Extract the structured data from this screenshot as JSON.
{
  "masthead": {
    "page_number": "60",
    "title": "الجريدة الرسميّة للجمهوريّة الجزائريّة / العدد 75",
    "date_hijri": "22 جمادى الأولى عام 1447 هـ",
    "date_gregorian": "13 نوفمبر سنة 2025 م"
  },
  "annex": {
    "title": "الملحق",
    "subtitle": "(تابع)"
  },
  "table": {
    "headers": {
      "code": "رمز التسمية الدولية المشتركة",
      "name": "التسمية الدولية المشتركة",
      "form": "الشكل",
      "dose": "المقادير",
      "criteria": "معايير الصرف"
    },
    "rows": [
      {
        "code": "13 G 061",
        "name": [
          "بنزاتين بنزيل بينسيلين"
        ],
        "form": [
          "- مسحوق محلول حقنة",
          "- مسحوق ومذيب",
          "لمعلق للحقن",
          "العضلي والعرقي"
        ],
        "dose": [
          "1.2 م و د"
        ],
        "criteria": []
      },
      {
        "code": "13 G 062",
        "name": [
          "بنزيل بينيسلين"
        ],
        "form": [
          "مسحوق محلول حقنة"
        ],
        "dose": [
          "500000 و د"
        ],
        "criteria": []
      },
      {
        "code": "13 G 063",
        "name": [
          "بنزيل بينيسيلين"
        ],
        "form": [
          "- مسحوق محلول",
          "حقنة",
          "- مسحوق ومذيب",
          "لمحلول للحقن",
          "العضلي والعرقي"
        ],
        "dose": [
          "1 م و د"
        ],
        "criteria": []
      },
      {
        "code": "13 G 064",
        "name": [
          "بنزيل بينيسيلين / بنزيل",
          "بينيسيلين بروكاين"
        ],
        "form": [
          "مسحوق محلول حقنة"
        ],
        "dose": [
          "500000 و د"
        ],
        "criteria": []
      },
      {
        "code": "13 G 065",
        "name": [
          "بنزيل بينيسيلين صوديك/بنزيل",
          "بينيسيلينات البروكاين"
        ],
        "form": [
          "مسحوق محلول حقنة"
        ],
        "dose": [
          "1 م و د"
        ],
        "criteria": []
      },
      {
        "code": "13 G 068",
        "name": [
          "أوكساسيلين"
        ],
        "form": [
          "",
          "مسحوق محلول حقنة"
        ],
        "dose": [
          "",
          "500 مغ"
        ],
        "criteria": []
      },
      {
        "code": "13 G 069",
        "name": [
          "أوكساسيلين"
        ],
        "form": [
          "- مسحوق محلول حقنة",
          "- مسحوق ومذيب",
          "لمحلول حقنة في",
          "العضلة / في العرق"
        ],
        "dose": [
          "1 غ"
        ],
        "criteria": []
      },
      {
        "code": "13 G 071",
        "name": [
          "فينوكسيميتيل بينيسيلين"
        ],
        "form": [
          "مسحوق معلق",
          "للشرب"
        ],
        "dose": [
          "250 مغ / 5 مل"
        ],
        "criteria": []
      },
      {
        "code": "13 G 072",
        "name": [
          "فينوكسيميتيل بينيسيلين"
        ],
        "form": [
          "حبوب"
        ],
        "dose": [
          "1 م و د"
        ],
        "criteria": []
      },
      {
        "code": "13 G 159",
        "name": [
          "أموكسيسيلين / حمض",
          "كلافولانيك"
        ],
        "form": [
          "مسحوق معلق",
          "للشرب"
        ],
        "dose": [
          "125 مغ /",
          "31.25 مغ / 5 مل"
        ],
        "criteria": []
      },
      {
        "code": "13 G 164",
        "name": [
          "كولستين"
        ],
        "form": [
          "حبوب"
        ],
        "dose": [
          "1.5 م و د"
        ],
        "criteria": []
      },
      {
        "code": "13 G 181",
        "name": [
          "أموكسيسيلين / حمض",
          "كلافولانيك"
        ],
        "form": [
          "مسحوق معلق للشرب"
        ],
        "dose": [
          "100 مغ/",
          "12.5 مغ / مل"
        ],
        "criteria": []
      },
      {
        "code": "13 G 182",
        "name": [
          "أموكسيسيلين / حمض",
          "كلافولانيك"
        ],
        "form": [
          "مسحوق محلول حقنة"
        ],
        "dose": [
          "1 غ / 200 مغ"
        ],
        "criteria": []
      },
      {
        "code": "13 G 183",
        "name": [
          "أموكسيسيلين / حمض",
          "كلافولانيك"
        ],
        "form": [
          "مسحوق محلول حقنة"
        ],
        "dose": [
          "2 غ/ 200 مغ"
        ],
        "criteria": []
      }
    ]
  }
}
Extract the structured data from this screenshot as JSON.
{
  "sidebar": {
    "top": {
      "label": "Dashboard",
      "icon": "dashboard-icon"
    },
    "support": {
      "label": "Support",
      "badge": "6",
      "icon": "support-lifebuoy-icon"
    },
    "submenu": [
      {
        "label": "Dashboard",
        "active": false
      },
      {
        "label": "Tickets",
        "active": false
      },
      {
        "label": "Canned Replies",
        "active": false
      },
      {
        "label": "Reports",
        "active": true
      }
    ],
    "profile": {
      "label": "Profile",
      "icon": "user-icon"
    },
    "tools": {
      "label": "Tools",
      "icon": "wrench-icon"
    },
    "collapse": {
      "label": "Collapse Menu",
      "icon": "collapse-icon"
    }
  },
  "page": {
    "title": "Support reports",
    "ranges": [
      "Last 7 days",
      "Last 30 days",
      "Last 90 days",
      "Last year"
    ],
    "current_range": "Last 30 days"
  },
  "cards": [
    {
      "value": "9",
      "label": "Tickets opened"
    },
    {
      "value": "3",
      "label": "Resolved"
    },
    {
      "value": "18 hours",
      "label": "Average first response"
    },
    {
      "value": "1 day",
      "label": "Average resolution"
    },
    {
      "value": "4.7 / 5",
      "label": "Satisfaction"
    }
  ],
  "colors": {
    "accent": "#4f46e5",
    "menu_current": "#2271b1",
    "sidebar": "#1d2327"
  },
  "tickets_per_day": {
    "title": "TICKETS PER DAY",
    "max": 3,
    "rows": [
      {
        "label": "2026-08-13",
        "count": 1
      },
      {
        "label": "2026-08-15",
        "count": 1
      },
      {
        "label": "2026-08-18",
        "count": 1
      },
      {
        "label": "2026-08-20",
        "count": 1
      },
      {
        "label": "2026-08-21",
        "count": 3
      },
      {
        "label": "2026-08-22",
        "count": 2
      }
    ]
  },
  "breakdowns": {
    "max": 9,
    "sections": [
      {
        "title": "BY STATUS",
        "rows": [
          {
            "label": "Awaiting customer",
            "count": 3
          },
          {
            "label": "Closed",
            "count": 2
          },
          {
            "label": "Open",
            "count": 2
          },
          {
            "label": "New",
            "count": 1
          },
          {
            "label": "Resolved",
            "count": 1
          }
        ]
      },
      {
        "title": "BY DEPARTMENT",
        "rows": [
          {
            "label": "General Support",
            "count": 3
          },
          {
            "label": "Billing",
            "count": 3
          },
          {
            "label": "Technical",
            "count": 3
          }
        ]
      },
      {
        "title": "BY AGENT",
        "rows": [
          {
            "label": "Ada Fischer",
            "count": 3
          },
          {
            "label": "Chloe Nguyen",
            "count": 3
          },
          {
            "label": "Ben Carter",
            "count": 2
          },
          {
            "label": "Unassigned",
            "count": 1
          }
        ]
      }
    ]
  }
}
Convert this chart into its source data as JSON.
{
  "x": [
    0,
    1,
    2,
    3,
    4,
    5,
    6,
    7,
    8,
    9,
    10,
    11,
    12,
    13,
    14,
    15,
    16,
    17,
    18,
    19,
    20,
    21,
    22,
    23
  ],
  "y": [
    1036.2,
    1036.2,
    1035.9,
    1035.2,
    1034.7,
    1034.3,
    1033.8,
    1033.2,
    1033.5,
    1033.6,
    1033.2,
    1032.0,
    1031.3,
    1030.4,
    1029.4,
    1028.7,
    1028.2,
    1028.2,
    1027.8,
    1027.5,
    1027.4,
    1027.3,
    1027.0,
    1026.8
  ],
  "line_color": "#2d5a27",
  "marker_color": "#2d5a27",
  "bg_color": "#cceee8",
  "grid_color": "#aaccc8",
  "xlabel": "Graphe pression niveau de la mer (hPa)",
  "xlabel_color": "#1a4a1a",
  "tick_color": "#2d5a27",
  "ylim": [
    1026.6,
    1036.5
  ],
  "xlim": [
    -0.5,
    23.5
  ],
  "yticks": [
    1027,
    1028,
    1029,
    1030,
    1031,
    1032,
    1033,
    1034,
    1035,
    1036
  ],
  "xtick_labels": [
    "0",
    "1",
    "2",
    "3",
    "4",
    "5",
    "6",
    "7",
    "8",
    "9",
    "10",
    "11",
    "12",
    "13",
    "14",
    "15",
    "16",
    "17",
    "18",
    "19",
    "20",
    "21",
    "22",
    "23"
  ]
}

════════

What you have to do => Give the number of lines containing the word "Last". No other answer is needed.

Task output => 5